- **Supplied records**
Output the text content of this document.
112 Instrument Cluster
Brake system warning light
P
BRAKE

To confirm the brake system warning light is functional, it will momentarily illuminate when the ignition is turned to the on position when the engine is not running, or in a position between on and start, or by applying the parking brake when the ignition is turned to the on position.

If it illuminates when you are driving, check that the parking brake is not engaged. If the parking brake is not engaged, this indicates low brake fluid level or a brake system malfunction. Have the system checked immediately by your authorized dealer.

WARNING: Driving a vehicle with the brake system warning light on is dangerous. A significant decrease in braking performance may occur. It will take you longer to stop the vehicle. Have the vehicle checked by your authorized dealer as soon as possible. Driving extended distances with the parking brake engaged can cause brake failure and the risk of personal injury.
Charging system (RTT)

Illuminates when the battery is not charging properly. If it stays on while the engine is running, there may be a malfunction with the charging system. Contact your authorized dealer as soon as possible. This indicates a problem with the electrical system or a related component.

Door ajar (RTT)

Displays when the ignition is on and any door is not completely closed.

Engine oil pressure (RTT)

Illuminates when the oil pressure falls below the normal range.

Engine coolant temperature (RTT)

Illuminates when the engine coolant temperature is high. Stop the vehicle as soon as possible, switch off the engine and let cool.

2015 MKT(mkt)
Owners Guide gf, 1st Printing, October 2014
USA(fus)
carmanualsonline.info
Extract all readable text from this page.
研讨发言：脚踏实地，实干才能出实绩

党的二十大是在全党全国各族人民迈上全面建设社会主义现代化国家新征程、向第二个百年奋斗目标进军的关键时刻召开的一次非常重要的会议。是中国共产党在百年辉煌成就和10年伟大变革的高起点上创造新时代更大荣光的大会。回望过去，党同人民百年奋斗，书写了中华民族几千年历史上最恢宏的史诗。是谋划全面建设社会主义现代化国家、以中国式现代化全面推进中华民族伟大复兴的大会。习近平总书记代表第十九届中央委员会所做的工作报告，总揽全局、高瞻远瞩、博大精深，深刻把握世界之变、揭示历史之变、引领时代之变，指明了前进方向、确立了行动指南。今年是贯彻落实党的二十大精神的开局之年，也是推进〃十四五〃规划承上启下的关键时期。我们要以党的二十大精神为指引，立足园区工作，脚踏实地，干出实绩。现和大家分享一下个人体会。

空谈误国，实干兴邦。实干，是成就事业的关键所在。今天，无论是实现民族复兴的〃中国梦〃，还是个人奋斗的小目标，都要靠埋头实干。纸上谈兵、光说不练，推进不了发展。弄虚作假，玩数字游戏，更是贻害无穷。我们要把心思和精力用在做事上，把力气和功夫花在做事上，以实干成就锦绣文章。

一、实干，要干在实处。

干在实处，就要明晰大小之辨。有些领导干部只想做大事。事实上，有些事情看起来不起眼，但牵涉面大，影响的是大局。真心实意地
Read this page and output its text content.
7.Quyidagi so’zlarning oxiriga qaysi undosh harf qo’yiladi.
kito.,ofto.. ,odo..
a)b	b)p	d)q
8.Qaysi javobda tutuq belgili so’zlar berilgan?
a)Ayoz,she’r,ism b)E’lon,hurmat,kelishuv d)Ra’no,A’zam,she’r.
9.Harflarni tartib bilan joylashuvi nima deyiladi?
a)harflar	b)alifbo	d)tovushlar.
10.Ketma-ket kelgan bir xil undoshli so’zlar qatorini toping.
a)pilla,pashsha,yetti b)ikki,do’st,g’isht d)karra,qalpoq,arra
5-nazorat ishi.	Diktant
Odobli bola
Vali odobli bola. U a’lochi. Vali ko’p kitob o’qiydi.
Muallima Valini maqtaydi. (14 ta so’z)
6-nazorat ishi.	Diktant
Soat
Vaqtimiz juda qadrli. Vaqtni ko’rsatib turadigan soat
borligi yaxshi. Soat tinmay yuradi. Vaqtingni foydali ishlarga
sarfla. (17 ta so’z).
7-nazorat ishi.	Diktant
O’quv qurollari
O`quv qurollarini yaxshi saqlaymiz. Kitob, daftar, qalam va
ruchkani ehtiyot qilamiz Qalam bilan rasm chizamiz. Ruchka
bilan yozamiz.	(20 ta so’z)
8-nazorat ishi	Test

- **Task instructions**
Check every line of the data above for the string "nazorat", and copy those that have it.

- **The solution**
5-nazorat ishi.	Diktant
6-nazorat ishi.	Diktant
7-nazorat ishi.	Diktant
8-nazorat ishi	Test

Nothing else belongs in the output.